__What is asked__: Restate all of the entries exactly, dropping any pictures they hold.

__Stored data__:
· · ·
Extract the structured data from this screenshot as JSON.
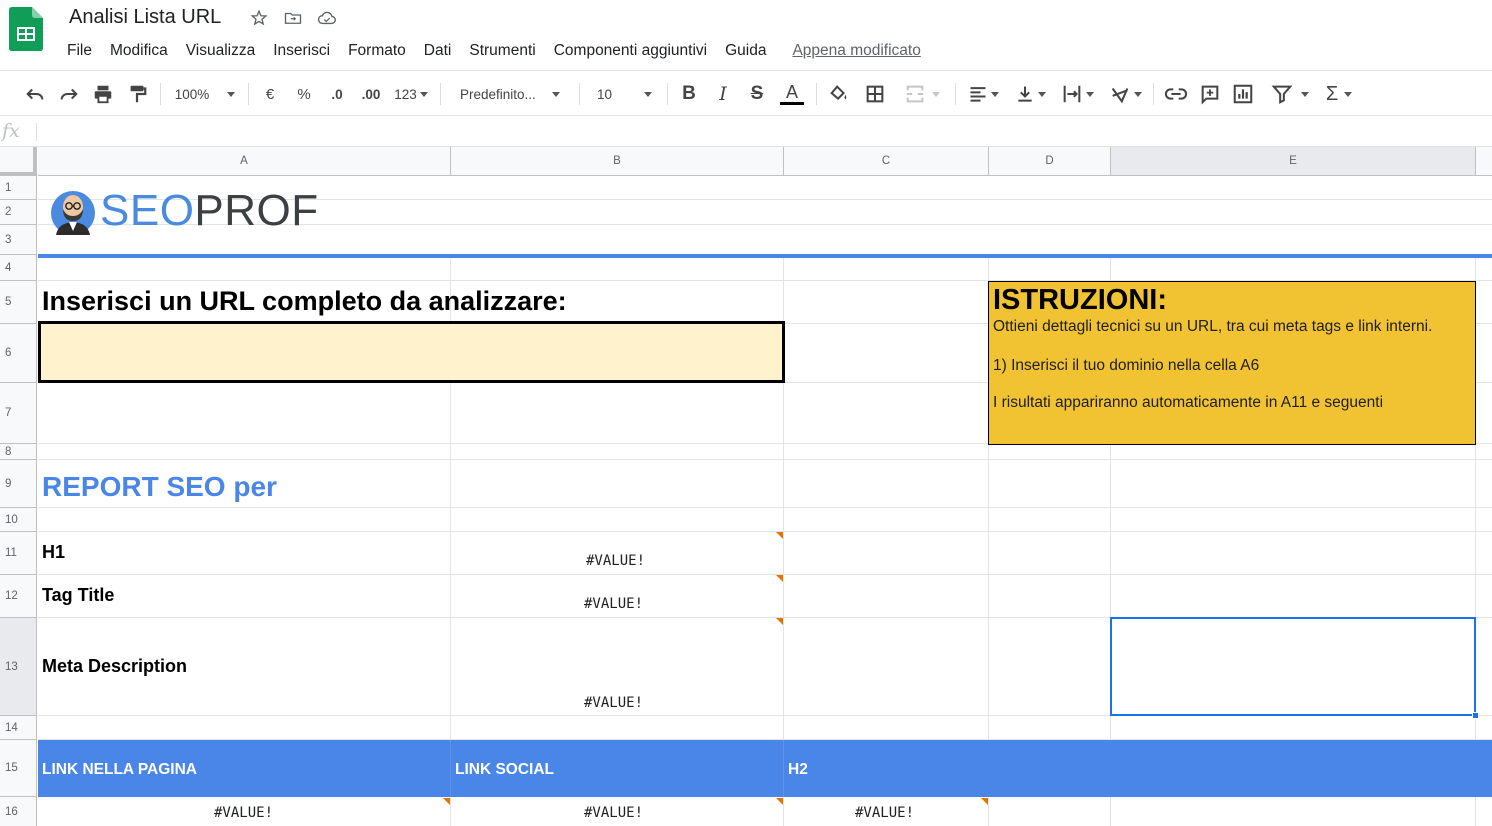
{
  "app": {
    "title": "Analisi Lista URL",
    "icons": [
      "spreadsheet-logo",
      "star-icon",
      "move-folder-icon",
      "cloud-saved-icon"
    ],
    "colors": {
      "brand_green": "#0f9d58",
      "selection_blue": "#1a73e8"
    }
  },
  "menu": {
    "items": [
      "File",
      "Modifica",
      "Visualizza",
      "Inserisci",
      "Formato",
      "Dati",
      "Strumenti",
      "Componenti aggiuntivi",
      "Guida"
    ],
    "last_edit": "Appena modificato"
  },
  "toolbar": {
    "zoom": "100%",
    "currency": "€",
    "percent": "%",
    "decrease_decimals": ".0",
    "increase_decimals": ".00",
    "more_formats": "123",
    "font": "Predefinito...",
    "font_size": "10",
    "icons": [
      "undo-icon",
      "redo-icon",
      "print-icon",
      "paint-format-icon",
      "bold-icon",
      "italic-icon",
      "strikethrough-icon",
      "text-color-icon",
      "fill-color-icon",
      "borders-icon",
      "merge-icon",
      "align-icon",
      "valign-icon",
      "wrap-icon",
      "rotate-icon",
      "link-icon",
      "comment-icon",
      "chart-icon",
      "filter-icon",
      "functions-icon"
    ]
  },
  "formula_bar": {
    "fx": "fx",
    "value": ""
  },
  "grid": {
    "columns": [
      "A",
      "B",
      "C",
      "D",
      "E"
    ],
    "rows": [
      "1",
      "2",
      "3",
      "4",
      "5",
      "6",
      "7",
      "8",
      "9",
      "10",
      "11",
      "12",
      "13",
      "14",
      "15",
      "16"
    ],
    "selected_column": "E",
    "selected_row": "13"
  },
  "sheet": {
    "logo": {
      "seo": "SEO",
      "prof": "PROF"
    },
    "prompt": "Inserisci un URL completo da analizzare:",
    "url_value": "",
    "instructions": {
      "title": "ISTRUZIONI:",
      "line1": "Ottieni dettagli tecnici su un URL, tra cui meta tags e link interni.",
      "line2": "1) Inserisci il tuo dominio nella cella A6",
      "line3": "I risultati appariranno automaticamente in A11 e seguenti"
    },
    "report_title": "REPORT SEO per",
    "labels": {
      "h1": "H1",
      "title": "Tag Title",
      "description": "Meta Description"
    },
    "errors": {
      "b11": "#VALUE!",
      "b12": "#VALUE!",
      "b13": "#VALUE!",
      "a16": "#VALUE!",
      "b16": "#VALUE!",
      "c16": "#VALUE!"
    },
    "headers": {
      "links": "LINK NELLA PAGINA",
      "social": "LINK SOCIAL",
      "h2": "H2"
    },
    "colors": {
      "logo_blue": "#4a8be0",
      "band_blue": "#4a86e8",
      "instructions_yellow": "#f1c232",
      "input_cream": "#fff2cc"
    }
  }
}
· · ·
__Worked answer__:
Extract the structured data from this screenshot as JSON.
{
  "app": {
    "title": "Analisi Lista URL",
    "icons": [
      "spreadsheet-logo",
      "star-icon",
      "move-folder-icon",
      "cloud-saved-icon"
    ],
    "colors": {
      "brand_green": "#0f9d58",
      "selection_blue": "#1a73e8"
    }
  },
  "menu": {
    "items": [
      "File",
      "Modifica",
      "Visualizza",
      "Inserisci",
      "Formato",
      "Dati",
      "Strumenti",
      "Componenti aggiuntivi",
      "Guida"
    ],
    "last_edit": "Appena modificato"
  },
  "toolbar": {
    "zoom": "100%",
    "currency": "€",
    "percent": "%",
    "decrease_decimals": ".0",
    "increase_decimals": ".00",
    "more_formats": "123",
    "font": "Predefinito...",
    "font_size": "10",
    "icons": [
      "undo-icon",
      "redo-icon",
      "print-icon",
      "paint-format-icon",
      "bold-icon",
      "italic-icon",
      "strikethrough-icon",
      "text-color-icon",
      "fill-color-icon",
      "borders-icon",
      "merge-icon",
      "align-icon",
      "valign-icon",
      "wrap-icon",
      "rotate-icon",
      "link-icon",
      "comment-icon",
      "chart-icon",
      "filter-icon",
      "functions-icon"
    ]
  },
  "formula_bar": {
    "fx": "fx",
    "value": ""
  },
  "grid": {
    "columns": [
      "A",
      "B",
      "C",
      "D",
      "E"
    ],
    "rows": [
      "1",
      "2",
      "3",
      "4",
      "5",
      "6",
      "7",
      "8",
      "9",
      "10",
      "11",
      "12",
      "13",
      "14",
      "15",
      "16"
    ],
    "selected_column": "E",
    "selected_row": "13"
  },
  "sheet": {
    "logo": {
      "seo": "SEO",
      "prof": "PROF"
    },
    "prompt": "Inserisci un URL completo da analizzare:",
    "url_value": "",
    "instructions": {
      "title": "ISTRUZIONI:",
      "line1": "Ottieni dettagli tecnici su un URL, tra cui meta tags e link interni.",
      "line2": "1) Inserisci il tuo dominio nella cella A6",
      "line3": "I risultati appariranno automaticamente in A11 e seguenti"
    },
    "report_title": "REPORT SEO per",
    "labels": {
      "h1": "H1",
      "title": "Tag Title",
      "description": "Meta Description"
    },
    "errors": {
      "b11": "#VALUE!",
      "b12": "#VALUE!",
      "b13": "#VALUE!",
      "a16": "#VALUE!",
      "b16": "#VALUE!",
      "c16": "#VALUE!"
    },
    "headers": {
      "links": "LINK NELLA PAGINA",
      "social": "LINK SOCIAL",
      "h2": "H2"
    },
    "colors": {
      "logo_blue": "#4a8be0",
      "band_blue": "#4a86e8",
      "instructions_yellow": "#f1c232",
      "input_cream": "#fff2cc"
    }
  }
}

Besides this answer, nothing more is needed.